RECORDS FOR THIS TASK:
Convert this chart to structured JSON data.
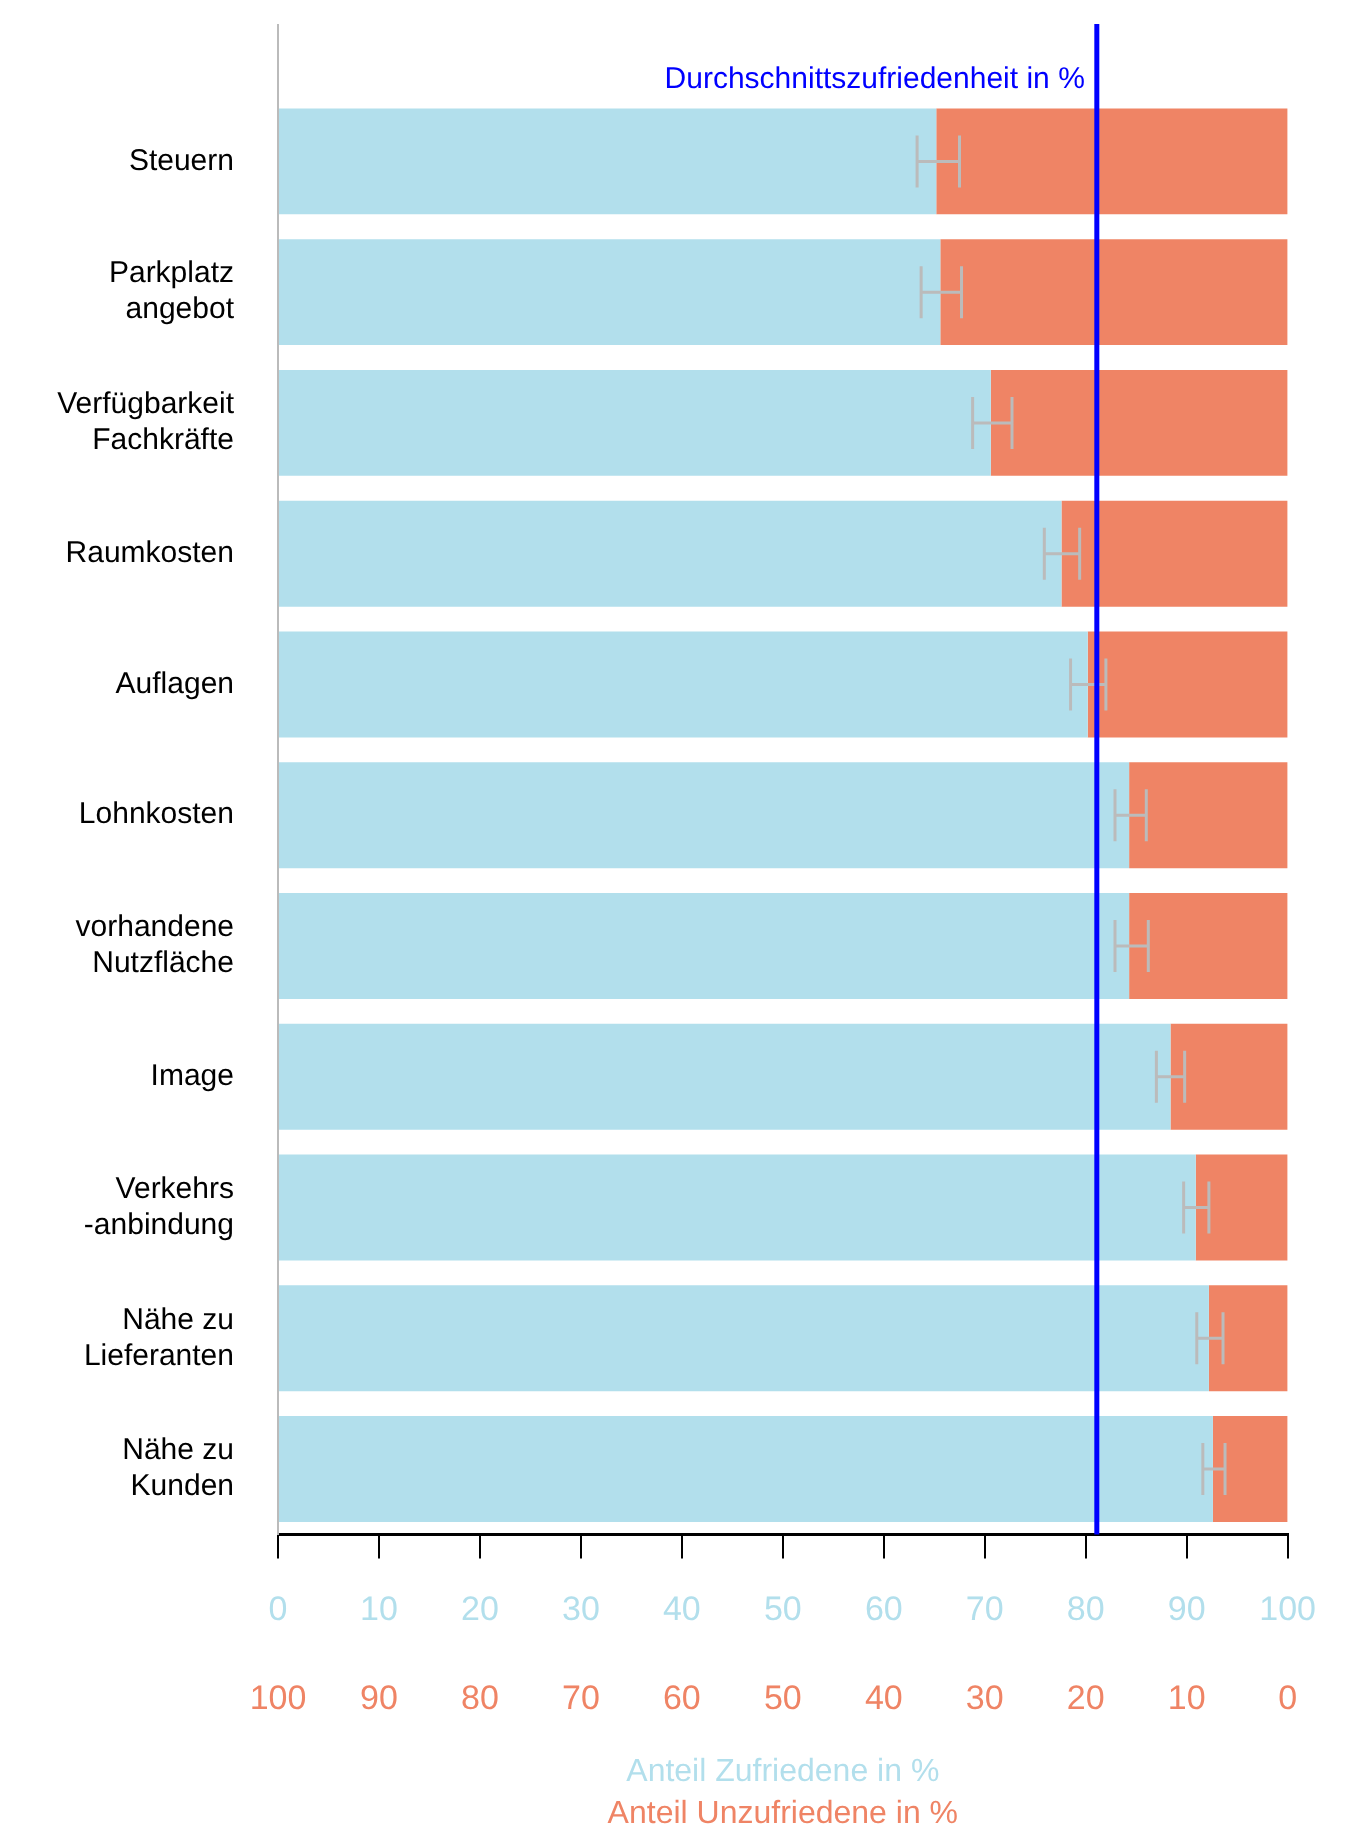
{
  "chart_data": {
    "type": "bar",
    "orientation": "horizontal",
    "stacked": true,
    "categories": [
      "Steuern",
      "Parkplatz\nangebot",
      "Verfügbarkeit\nFachkräfte",
      "Raumkosten",
      "Auflagen",
      "Lohnkosten",
      "vorhandene\nNutzfläche",
      "Image",
      "Verkehrs\n-anbindung",
      "Nähe zu\nLieferanten",
      "Nähe zu\nKunden"
    ],
    "series": [
      {
        "color": "#b2dfec",
        "values": [
          65.2,
          65.6,
          70.6,
          77.6,
          80.2,
          84.3,
          84.3,
          88.4,
          90.9,
          92.2,
          92.6
        ],
        "errors": [
          [
            63.3,
            67.5
          ],
          [
            63.7,
            67.7
          ],
          [
            68.8,
            72.7
          ],
          [
            75.9,
            79.4
          ],
          [
            78.5,
            82.0
          ],
          [
            82.9,
            86.0
          ],
          [
            82.9,
            86.2
          ],
          [
            87.0,
            89.8
          ],
          [
            89.7,
            92.2
          ],
          [
            91.0,
            93.6
          ],
          [
            91.6,
            93.8
          ]
        ]
      },
      {
        "color": "#ef8465",
        "values": [
          34.8,
          34.4,
          29.4,
          22.4,
          19.8,
          15.7,
          15.7,
          11.6,
          9.1,
          7.8,
          7.4
        ]
      }
    ],
    "xlim": [
      0,
      100
    ],
    "xticks": [
      0,
      10,
      20,
      30,
      40,
      50,
      60,
      70,
      80,
      90,
      100
    ],
    "x2lim": [
      100,
      0
    ],
    "x2ticks": [
      100,
      90,
      80,
      70,
      60,
      50,
      40,
      30,
      20,
      10,
      0
    ],
    "xlabel": "Anteil Zufriedene in %",
    "x2label": "Anteil Unzufriedene in %",
    "ref_lines": [
      {
        "axis": "x",
        "value": 81.1,
        "label": "Durchschnittszufriedenheit in %",
        "color": "#0000ff"
      }
    ],
    "grid": false,
    "legend": false
  }
}
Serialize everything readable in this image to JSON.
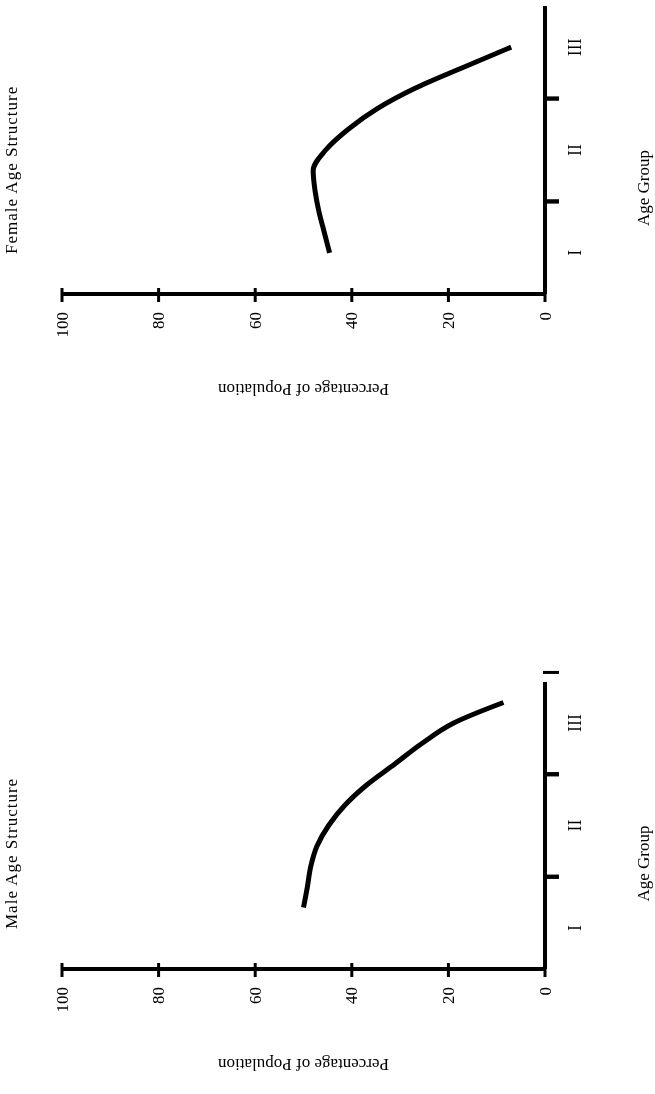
{
  "chart_data": [
    {
      "type": "line",
      "orientation": "horizontal",
      "title": "Female Age Structure",
      "xlabel": "Percentage of Population",
      "ylabel": "Age Group",
      "xlim": [
        100,
        0
      ],
      "xticks": [
        100,
        80,
        60,
        40,
        20,
        0
      ],
      "categories": [
        null,
        null,
        "III",
        null,
        null,
        null,
        null,
        "II",
        null,
        null,
        null,
        null,
        "I",
        null,
        null
      ],
      "series": [
        {
          "color": "#000000",
          "values": [
            null,
            null,
            7,
            17.1,
            26.9,
            34.8,
            40.8,
            45.4,
            48,
            47.6,
            46.8,
            45.7,
            44.6,
            null,
            null
          ]
        }
      ]
    },
    {
      "type": "line",
      "orientation": "horizontal",
      "title": "Male Age Structure",
      "xlabel": "Percentage of Population",
      "ylabel": "Age Group",
      "xlim": [
        100,
        0
      ],
      "xticks": [
        100,
        80,
        60,
        40,
        20,
        0
      ],
      "categories": [
        null,
        null,
        "III",
        null,
        null,
        null,
        null,
        "II",
        null,
        null,
        null,
        null,
        "I",
        null,
        null
      ],
      "series": [
        {
          "color": "#000000",
          "values": [
            null,
            8.6,
            18.9,
            25.5,
            31.1,
            36.8,
            41.4,
            44.8,
            47.2,
            48.5,
            49.2,
            50,
            null,
            null,
            null
          ]
        }
      ]
    }
  ]
}
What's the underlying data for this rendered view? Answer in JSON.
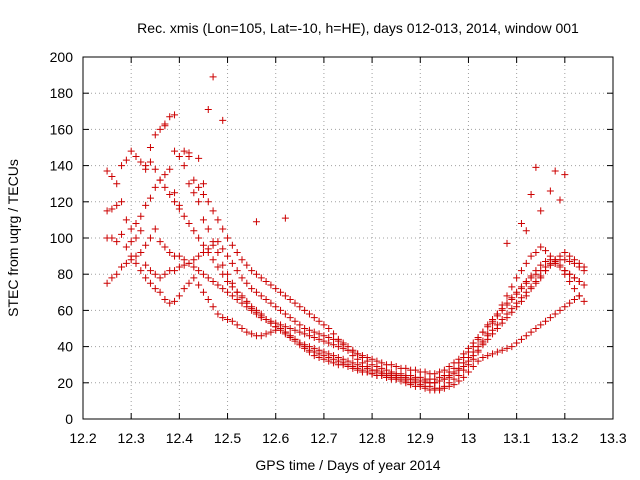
{
  "chart_data": {
    "type": "scatter",
    "title": "Rec. xmis (Lon=105, Lat=-10, h=HE), days 012-013, 2014, window 001",
    "xlabel": "GPS time / Days of year 2014",
    "ylabel": "STEC from uqrg / TECUs",
    "xlim": [
      12.2,
      13.3
    ],
    "ylim": [
      0,
      200
    ],
    "xticks": [
      "12.2",
      "12.3",
      "12.4",
      "12.5",
      "12.6",
      "12.7",
      "12.8",
      "12.9",
      "13",
      "13.1",
      "13.2",
      "13.3"
    ],
    "yticks": [
      "0",
      "20",
      "40",
      "60",
      "80",
      "100",
      "120",
      "140",
      "160",
      "180",
      "200"
    ],
    "grid": true,
    "marker": "+",
    "color": "#cc0000",
    "series": [
      {
        "x": [
          12.25,
          12.26,
          12.27,
          12.28,
          12.29,
          12.3,
          12.31,
          12.32,
          12.33,
          12.34,
          12.35,
          12.36,
          12.37,
          12.38,
          12.39,
          12.4,
          12.41,
          12.42,
          12.43,
          12.44,
          12.45,
          12.46,
          12.47,
          12.48,
          12.49,
          12.5,
          12.51,
          12.52,
          12.53,
          12.54,
          12.55,
          12.56,
          12.57,
          12.58,
          12.59,
          12.6,
          12.61,
          12.62,
          12.63,
          12.64,
          12.65,
          12.66,
          12.67,
          12.68,
          12.69,
          12.7,
          12.71,
          12.72,
          12.73,
          12.74,
          12.75,
          12.76,
          12.77,
          12.78,
          12.79,
          12.8,
          12.81,
          12.82,
          12.83,
          12.84,
          12.85,
          12.86,
          12.87,
          12.88,
          12.89,
          12.9,
          12.91,
          12.92,
          12.93,
          12.94,
          12.95,
          12.96,
          12.97,
          12.98,
          12.99,
          13.0,
          13.01,
          13.02,
          13.03,
          13.04,
          13.05,
          13.06,
          13.07,
          13.08,
          13.09,
          13.1,
          13.11,
          13.12,
          13.13,
          13.14,
          13.15,
          13.16,
          13.17,
          13.18,
          13.19,
          13.2,
          13.21,
          13.22,
          13.23,
          13.24
        ],
        "y": [
          137,
          134,
          130,
          140,
          143,
          148,
          145,
          142,
          138,
          150,
          157,
          160,
          163,
          167,
          148,
          145,
          140,
          130,
          125,
          120,
          110,
          105,
          98,
          92,
          85,
          80,
          75,
          70,
          68,
          65,
          62,
          60,
          58,
          55,
          53,
          51,
          49,
          47,
          45,
          43,
          41,
          39,
          37,
          35,
          34,
          33,
          32,
          31,
          30,
          30,
          29,
          28,
          27,
          26,
          26,
          25,
          24,
          24,
          23,
          23,
          22,
          22,
          21,
          20,
          20,
          19,
          18,
          18,
          17,
          17,
          18,
          20,
          22,
          24,
          27,
          30,
          33,
          37,
          42,
          47,
          53,
          58,
          63,
          68,
          73,
          78,
          82,
          86,
          90,
          92,
          95,
          93,
          90,
          88,
          85,
          82,
          80,
          78,
          76,
          74
        ]
      },
      {
        "x": [
          12.25,
          12.26,
          12.27,
          12.28,
          12.29,
          12.3,
          12.31,
          12.32,
          12.33,
          12.34,
          12.35,
          12.36,
          12.37,
          12.38,
          12.39,
          12.4,
          12.41,
          12.42,
          12.43,
          12.44,
          12.45,
          12.46,
          12.47,
          12.48,
          12.49,
          12.5,
          12.51,
          12.52,
          12.53,
          12.54,
          12.55,
          12.56,
          12.57,
          12.58,
          12.59,
          12.6,
          12.61,
          12.62,
          12.63,
          12.64,
          12.65,
          12.66,
          12.67,
          12.68,
          12.69,
          12.7,
          12.71,
          12.72,
          12.73,
          12.74,
          12.75,
          12.76,
          12.77,
          12.78,
          12.79,
          12.8,
          12.81,
          12.82,
          12.83,
          12.84,
          12.85,
          12.86,
          12.87,
          12.88,
          12.89,
          12.9,
          12.91,
          12.92,
          12.93,
          12.94,
          12.95,
          12.96,
          12.97,
          12.98,
          12.99,
          13.0,
          13.01,
          13.02,
          13.03,
          13.04,
          13.05,
          13.06,
          13.07,
          13.08,
          13.09,
          13.1,
          13.11,
          13.12,
          13.13,
          13.14,
          13.15,
          13.16,
          13.17,
          13.18,
          13.19,
          13.2,
          13.21,
          13.22,
          13.23,
          13.24
        ],
        "y": [
          115,
          116,
          118,
          120,
          110,
          105,
          108,
          112,
          118,
          122,
          128,
          132,
          135,
          138,
          125,
          118,
          112,
          108,
          104,
          100,
          96,
          92,
          88,
          84,
          80,
          76,
          73,
          70,
          67,
          64,
          61,
          59,
          57,
          55,
          53,
          51,
          50,
          48,
          46,
          44,
          42,
          41,
          40,
          39,
          38,
          37,
          36,
          35,
          34,
          33,
          32,
          31,
          30,
          29,
          28,
          27,
          27,
          26,
          25,
          25,
          24,
          24,
          23,
          22,
          22,
          21,
          21,
          20,
          20,
          21,
          22,
          23,
          25,
          27,
          29,
          32,
          35,
          38,
          41,
          44,
          47,
          50,
          53,
          56,
          59,
          62,
          65,
          68,
          72,
          75,
          78,
          82,
          85,
          88,
          90,
          92,
          90,
          88,
          86,
          84
        ]
      },
      {
        "x": [
          12.25,
          12.26,
          12.27,
          12.28,
          12.29,
          12.3,
          12.31,
          12.32,
          12.33,
          12.34,
          12.35,
          12.36,
          12.37,
          12.38,
          12.39,
          12.4,
          12.41,
          12.42,
          12.43,
          12.44,
          12.45,
          12.46,
          12.47,
          12.48,
          12.49,
          12.5,
          12.51,
          12.52,
          12.53,
          12.54,
          12.55,
          12.56,
          12.57,
          12.58,
          12.59,
          12.6,
          12.61,
          12.62,
          12.63,
          12.64,
          12.65,
          12.66,
          12.67,
          12.68,
          12.69,
          12.7,
          12.71,
          12.72,
          12.73,
          12.74,
          12.75,
          12.76,
          12.77,
          12.78,
          12.79,
          12.8,
          12.81,
          12.82,
          12.83,
          12.84,
          12.85,
          12.86,
          12.87,
          12.88,
          12.89,
          12.9,
          12.91,
          12.92,
          12.93,
          12.94,
          12.95,
          12.96,
          12.97,
          12.98,
          12.99,
          13.0,
          13.01,
          13.02,
          13.03,
          13.04,
          13.05,
          13.06,
          13.07,
          13.08,
          13.09,
          13.1,
          13.11,
          13.12,
          13.13,
          13.14,
          13.15,
          13.16,
          13.17,
          13.18,
          13.19,
          13.2,
          13.21,
          13.22,
          13.23,
          13.24
        ],
        "y": [
          100,
          100,
          98,
          102,
          95,
          98,
          100,
          104,
          96,
          100,
          105,
          98,
          95,
          92,
          90,
          90,
          88,
          86,
          84,
          82,
          80,
          78,
          76,
          74,
          72,
          70,
          68,
          66,
          64,
          62,
          60,
          58,
          56,
          55,
          54,
          53,
          52,
          51,
          50,
          49,
          48,
          47,
          46,
          45,
          44,
          43,
          42,
          41,
          40,
          39,
          38,
          37,
          36,
          35,
          34,
          33,
          32,
          31,
          30,
          30,
          29,
          28,
          28,
          27,
          27,
          26,
          26,
          25,
          25,
          26,
          27,
          29,
          31,
          33,
          36,
          39,
          42,
          45,
          48,
          51,
          54,
          57,
          60,
          63,
          66,
          69,
          72,
          75,
          78,
          80,
          82,
          84,
          86,
          87,
          88,
          88,
          87,
          86,
          84,
          82
        ]
      },
      {
        "x": [
          12.25,
          12.26,
          12.27,
          12.28,
          12.29,
          12.3,
          12.31,
          12.32,
          12.33,
          12.34,
          12.35,
          12.36,
          12.37,
          12.38,
          12.39,
          12.4,
          12.41,
          12.42,
          12.43,
          12.44,
          12.45,
          12.46,
          12.47,
          12.48,
          12.49,
          12.5,
          12.51,
          12.52,
          12.53,
          12.54,
          12.55,
          12.56,
          12.57,
          12.58,
          12.59,
          12.6,
          12.61,
          12.62,
          12.63,
          12.64,
          12.65,
          12.66,
          12.67,
          12.68,
          12.69,
          12.7,
          12.71,
          12.72,
          12.73,
          12.74,
          12.75,
          12.76,
          12.77,
          12.78,
          12.79,
          12.8,
          12.81,
          12.82,
          12.83,
          12.84,
          12.85,
          12.86,
          12.87,
          12.88,
          12.89,
          12.9,
          12.91,
          12.92,
          12.93,
          12.94,
          12.95,
          12.96,
          12.97,
          12.98,
          12.99,
          13.0,
          13.01,
          13.02,
          13.03,
          13.04,
          13.05,
          13.06,
          13.07,
          13.08,
          13.09,
          13.1,
          13.11,
          13.12,
          13.13,
          13.14,
          13.15,
          13.16,
          13.17,
          13.18,
          13.19,
          13.2,
          13.21,
          13.22,
          13.23,
          13.24
        ],
        "y": [
          75,
          78,
          80,
          84,
          86,
          88,
          90,
          92,
          85,
          82,
          80,
          78,
          80,
          82,
          82,
          84,
          85,
          86,
          88,
          90,
          92,
          94,
          96,
          98,
          94,
          90,
          86,
          82,
          78,
          75,
          72,
          70,
          68,
          66,
          64,
          62,
          60,
          58,
          56,
          54,
          52,
          50,
          49,
          48,
          47,
          46,
          45,
          44,
          43,
          42,
          40,
          38,
          36,
          34,
          32,
          30,
          29,
          28,
          27,
          26,
          25,
          25,
          24,
          24,
          23,
          23,
          22,
          22,
          22,
          23,
          24,
          26,
          28,
          31,
          34,
          37,
          40,
          44,
          48,
          52,
          55,
          58,
          61,
          64,
          67,
          70,
          73,
          76,
          79,
          82,
          85,
          87,
          88,
          86,
          84,
          80,
          76,
          72,
          68,
          65
        ]
      },
      {
        "x": [
          12.3,
          12.31,
          12.32,
          12.33,
          12.34,
          12.35,
          12.36,
          12.37,
          12.38,
          12.39,
          12.4,
          12.41,
          12.42,
          12.43,
          12.44,
          12.45,
          12.46,
          12.47,
          12.48,
          12.49,
          12.5,
          12.51,
          12.52,
          12.53,
          12.54,
          12.55,
          12.56,
          12.57,
          12.58,
          12.59,
          12.6,
          12.61,
          12.62,
          12.63,
          12.64,
          12.65,
          12.66,
          12.67,
          12.68,
          12.69,
          12.7,
          12.71,
          12.72,
          12.73,
          12.74,
          12.75,
          12.76,
          12.77,
          12.78,
          12.79,
          12.8,
          12.81,
          12.82,
          12.83,
          12.84,
          12.85,
          12.86,
          12.87,
          12.88,
          12.89,
          12.9,
          12.91,
          12.92,
          12.93,
          12.94,
          12.95,
          12.96,
          12.97,
          12.98,
          12.99,
          13.0,
          13.01,
          13.02,
          13.03,
          13.04,
          13.05,
          13.06,
          13.07,
          13.08,
          13.09,
          13.1,
          13.11,
          13.12,
          13.13,
          13.14,
          13.15,
          13.16,
          13.17,
          13.18,
          13.19,
          13.2,
          13.21,
          13.22,
          13.23
        ],
        "y": [
          90,
          86,
          82,
          78,
          75,
          72,
          70,
          66,
          64,
          65,
          68,
          72,
          75,
          78,
          74,
          70,
          66,
          62,
          58,
          56,
          55,
          54,
          52,
          50,
          48,
          47,
          46,
          46,
          47,
          48,
          49,
          50,
          48,
          46,
          44,
          42,
          40,
          38,
          37,
          36,
          35,
          34,
          33,
          32,
          31,
          30,
          29,
          28,
          27,
          26,
          25,
          24,
          24,
          23,
          22,
          22,
          21,
          20,
          19,
          18,
          18,
          17,
          16,
          16,
          16,
          17,
          18,
          19,
          21,
          23,
          26,
          29,
          32,
          34,
          35,
          36,
          37,
          38,
          39,
          40,
          42,
          44,
          46,
          48,
          50,
          52,
          54,
          56,
          58,
          60,
          62,
          64,
          66,
          68
        ]
      },
      {
        "x": [
          12.33,
          12.34,
          12.35,
          12.36,
          12.37,
          12.38,
          12.39,
          12.4,
          12.41,
          12.42,
          12.43,
          12.44,
          12.45,
          12.46,
          12.47,
          12.48,
          12.49,
          12.5,
          12.51,
          12.52,
          12.53,
          12.54,
          12.55,
          12.56,
          12.57,
          12.58,
          12.59,
          12.6,
          12.61,
          12.62,
          12.63,
          12.64,
          12.65,
          12.66,
          12.67,
          12.68,
          12.69,
          12.7,
          12.71,
          12.72,
          12.73,
          12.74,
          12.75,
          12.76,
          12.77,
          12.78,
          12.79,
          12.8,
          12.81,
          12.82,
          12.83,
          12.84,
          12.85,
          12.86,
          12.87,
          12.88,
          12.89,
          12.9,
          12.91,
          12.92,
          12.93,
          12.94,
          12.95,
          12.96,
          12.97,
          12.98,
          12.99,
          13.0,
          13.01,
          13.02,
          13.03,
          13.04,
          13.05,
          13.06,
          13.07,
          13.08,
          13.09,
          13.1,
          13.11,
          13.12,
          13.13,
          13.14,
          13.15,
          13.16,
          13.17,
          13.18,
          13.19,
          13.2,
          13.21,
          13.22,
          13.23
        ],
        "y": [
          140,
          142,
          138,
          132,
          128,
          124,
          120,
          116,
          148,
          145,
          132,
          128,
          124,
          120,
          115,
          110,
          105,
          100,
          96,
          92,
          88,
          85,
          82,
          80,
          78,
          76,
          74,
          72,
          70,
          68,
          66,
          64,
          62,
          60,
          58,
          56,
          54,
          52,
          50,
          47,
          44,
          41,
          38,
          35,
          33,
          31,
          29,
          27,
          26,
          25,
          24,
          24,
          23,
          23,
          22,
          22,
          21,
          21,
          20,
          20,
          20,
          21,
          22,
          24,
          26,
          28,
          31,
          34,
          37,
          40,
          43,
          46,
          49,
          52,
          55,
          58,
          61,
          64,
          67,
          70,
          73,
          76,
          79,
          82,
          85,
          86,
          84,
          82,
          80,
          78,
          76
        ]
      },
      {
        "x": [
          12.44,
          12.46,
          12.47,
          12.49,
          12.56,
          12.62,
          12.37,
          12.39,
          12.42,
          12.45,
          13.08,
          13.11,
          13.13,
          13.14,
          13.17,
          13.18,
          13.19,
          13.2,
          13.15,
          13.12
        ],
        "y": [
          144,
          171,
          189,
          165,
          109,
          111,
          162,
          168,
          147,
          130,
          97,
          108,
          124,
          139,
          126,
          137,
          121,
          135,
          115,
          104
        ]
      }
    ]
  }
}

WHAT TO PRODUCE:
From the material above, gather all lines that include the string "Nähe" and copy them.

WRITTEN ANSWER:
      "Nähe zu\nLieferanten",
      "Nähe zu\nKunden"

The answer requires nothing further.